[Records that describe figures]
- - - - - - -
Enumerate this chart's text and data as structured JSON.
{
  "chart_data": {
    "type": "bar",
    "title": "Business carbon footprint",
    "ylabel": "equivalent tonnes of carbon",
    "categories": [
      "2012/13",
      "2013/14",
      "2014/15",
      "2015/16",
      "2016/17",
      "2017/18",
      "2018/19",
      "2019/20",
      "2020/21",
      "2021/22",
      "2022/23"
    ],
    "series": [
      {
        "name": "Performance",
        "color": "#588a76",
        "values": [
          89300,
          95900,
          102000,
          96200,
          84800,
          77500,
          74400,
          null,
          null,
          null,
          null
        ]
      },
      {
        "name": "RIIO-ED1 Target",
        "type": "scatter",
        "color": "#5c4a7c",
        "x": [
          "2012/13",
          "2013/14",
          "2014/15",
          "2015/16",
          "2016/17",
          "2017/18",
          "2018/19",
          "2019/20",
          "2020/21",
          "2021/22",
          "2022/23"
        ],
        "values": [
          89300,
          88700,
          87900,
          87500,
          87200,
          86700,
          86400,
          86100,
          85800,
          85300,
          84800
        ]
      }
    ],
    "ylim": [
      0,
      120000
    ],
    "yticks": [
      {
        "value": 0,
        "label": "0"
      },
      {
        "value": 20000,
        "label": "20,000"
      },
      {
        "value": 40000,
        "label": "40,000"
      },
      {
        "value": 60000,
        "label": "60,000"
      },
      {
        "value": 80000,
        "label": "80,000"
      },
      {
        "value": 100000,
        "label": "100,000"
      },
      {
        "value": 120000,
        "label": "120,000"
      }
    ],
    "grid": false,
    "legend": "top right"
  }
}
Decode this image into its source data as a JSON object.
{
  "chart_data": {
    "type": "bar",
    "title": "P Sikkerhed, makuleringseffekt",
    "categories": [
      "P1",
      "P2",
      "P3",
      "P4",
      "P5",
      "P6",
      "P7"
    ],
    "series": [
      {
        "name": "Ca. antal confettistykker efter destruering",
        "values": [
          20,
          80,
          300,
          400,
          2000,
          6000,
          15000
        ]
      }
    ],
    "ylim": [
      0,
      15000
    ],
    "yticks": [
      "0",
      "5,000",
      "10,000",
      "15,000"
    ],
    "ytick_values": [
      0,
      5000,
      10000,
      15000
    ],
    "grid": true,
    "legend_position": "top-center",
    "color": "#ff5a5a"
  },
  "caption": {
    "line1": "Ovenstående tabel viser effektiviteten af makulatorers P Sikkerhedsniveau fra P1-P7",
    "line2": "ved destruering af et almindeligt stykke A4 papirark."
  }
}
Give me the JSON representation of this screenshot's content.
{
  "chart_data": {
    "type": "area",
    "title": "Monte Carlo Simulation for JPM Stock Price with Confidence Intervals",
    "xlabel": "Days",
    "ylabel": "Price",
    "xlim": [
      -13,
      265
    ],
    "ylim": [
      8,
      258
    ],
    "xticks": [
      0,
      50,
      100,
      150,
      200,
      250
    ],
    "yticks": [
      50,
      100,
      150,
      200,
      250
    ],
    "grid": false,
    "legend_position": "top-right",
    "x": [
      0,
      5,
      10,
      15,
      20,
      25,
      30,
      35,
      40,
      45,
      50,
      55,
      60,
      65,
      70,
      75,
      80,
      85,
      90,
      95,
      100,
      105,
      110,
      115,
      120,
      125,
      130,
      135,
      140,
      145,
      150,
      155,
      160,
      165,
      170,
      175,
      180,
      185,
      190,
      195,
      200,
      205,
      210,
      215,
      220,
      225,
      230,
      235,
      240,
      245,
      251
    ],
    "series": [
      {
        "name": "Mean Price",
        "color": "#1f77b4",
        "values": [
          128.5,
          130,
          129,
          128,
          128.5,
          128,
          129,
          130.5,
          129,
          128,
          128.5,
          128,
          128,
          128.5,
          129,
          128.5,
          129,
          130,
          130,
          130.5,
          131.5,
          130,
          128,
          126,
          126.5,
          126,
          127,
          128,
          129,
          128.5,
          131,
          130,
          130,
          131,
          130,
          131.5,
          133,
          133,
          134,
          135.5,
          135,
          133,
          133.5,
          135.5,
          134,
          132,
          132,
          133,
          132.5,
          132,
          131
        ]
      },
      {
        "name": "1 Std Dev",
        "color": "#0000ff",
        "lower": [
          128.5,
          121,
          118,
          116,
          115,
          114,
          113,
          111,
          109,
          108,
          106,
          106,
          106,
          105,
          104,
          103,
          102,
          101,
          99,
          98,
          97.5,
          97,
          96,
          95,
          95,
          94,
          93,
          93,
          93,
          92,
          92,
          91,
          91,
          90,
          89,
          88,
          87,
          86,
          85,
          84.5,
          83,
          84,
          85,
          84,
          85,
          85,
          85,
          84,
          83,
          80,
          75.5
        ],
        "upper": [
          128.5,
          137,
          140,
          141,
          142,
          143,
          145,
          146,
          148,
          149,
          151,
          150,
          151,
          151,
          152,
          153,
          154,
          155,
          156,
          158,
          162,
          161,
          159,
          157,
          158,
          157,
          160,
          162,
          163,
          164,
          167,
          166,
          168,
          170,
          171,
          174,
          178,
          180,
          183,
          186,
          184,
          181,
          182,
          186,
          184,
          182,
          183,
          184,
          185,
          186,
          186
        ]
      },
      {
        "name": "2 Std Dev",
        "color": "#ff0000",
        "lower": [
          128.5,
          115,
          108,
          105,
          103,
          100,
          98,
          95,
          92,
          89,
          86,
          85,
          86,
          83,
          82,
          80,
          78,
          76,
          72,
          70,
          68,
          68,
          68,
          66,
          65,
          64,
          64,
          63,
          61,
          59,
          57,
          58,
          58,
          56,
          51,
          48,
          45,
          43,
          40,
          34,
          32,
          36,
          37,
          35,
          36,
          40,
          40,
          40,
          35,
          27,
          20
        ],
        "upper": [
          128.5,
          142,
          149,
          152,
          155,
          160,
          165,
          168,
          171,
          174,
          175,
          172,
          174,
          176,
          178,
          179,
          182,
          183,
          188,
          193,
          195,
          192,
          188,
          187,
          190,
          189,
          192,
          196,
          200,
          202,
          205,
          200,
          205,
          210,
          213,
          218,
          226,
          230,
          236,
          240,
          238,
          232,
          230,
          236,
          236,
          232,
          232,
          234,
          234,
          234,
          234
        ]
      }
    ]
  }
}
- - - - - - -
#### Instruction:
Going through the lines above one by one, tally those with the word "JSON" and give only the total.

#### Response below:
3